> [Stored data]
^^^^^^^^

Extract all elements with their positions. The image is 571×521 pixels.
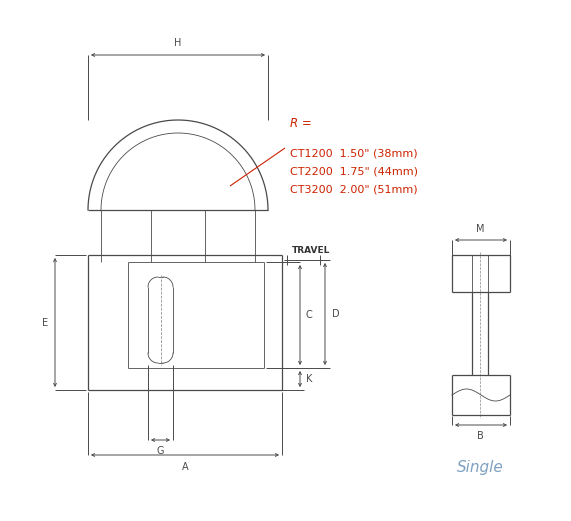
- Text: E: E: [42, 317, 48, 328]
- Text: H: H: [174, 38, 182, 48]
- Text: CT1200  1.50" (38mm): CT1200 1.50" (38mm): [290, 148, 417, 158]
- Text: CT3200  2.00" (51mm): CT3200 2.00" (51mm): [290, 184, 417, 194]
- Text: R =: R =: [290, 117, 312, 130]
- Text: G: G: [157, 446, 164, 456]
- Text: C: C: [306, 310, 313, 320]
- Text: TRAVEL: TRAVEL: [292, 246, 331, 255]
- Text: D: D: [332, 309, 340, 319]
- Text: Single: Single: [457, 460, 504, 475]
- Text: A: A: [182, 462, 188, 472]
- Text: CT2200  1.75" (44mm): CT2200 1.75" (44mm): [290, 166, 418, 176]
- Text: K: K: [306, 374, 312, 384]
- Text: M: M: [476, 224, 484, 234]
- Text: B: B: [477, 431, 484, 441]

^^^^^^^^

> [BRIEF]
Rewrite the material above with "Single" switched to "Double" and everything else unchanged, leaving out the pictures.

> [EXERCISE OUTPUT]
Extract all elements with their positions. The image is 571×521 pixels.
- Text: E: E: [42, 317, 48, 328]
- Text: H: H: [174, 38, 182, 48]
- Text: CT1200  1.50" (38mm): CT1200 1.50" (38mm): [290, 148, 417, 158]
- Text: CT3200  2.00" (51mm): CT3200 2.00" (51mm): [290, 184, 417, 194]
- Text: R =: R =: [290, 117, 312, 130]
- Text: G: G: [157, 446, 164, 456]
- Text: C: C: [306, 310, 313, 320]
- Text: TRAVEL: TRAVEL: [292, 246, 331, 255]
- Text: D: D: [332, 309, 340, 319]
- Text: Double: Double: [457, 460, 504, 475]
- Text: A: A: [182, 462, 188, 472]
- Text: CT2200  1.75" (44mm): CT2200 1.75" (44mm): [290, 166, 418, 176]
- Text: K: K: [306, 374, 312, 384]
- Text: M: M: [476, 224, 484, 234]
- Text: B: B: [477, 431, 484, 441]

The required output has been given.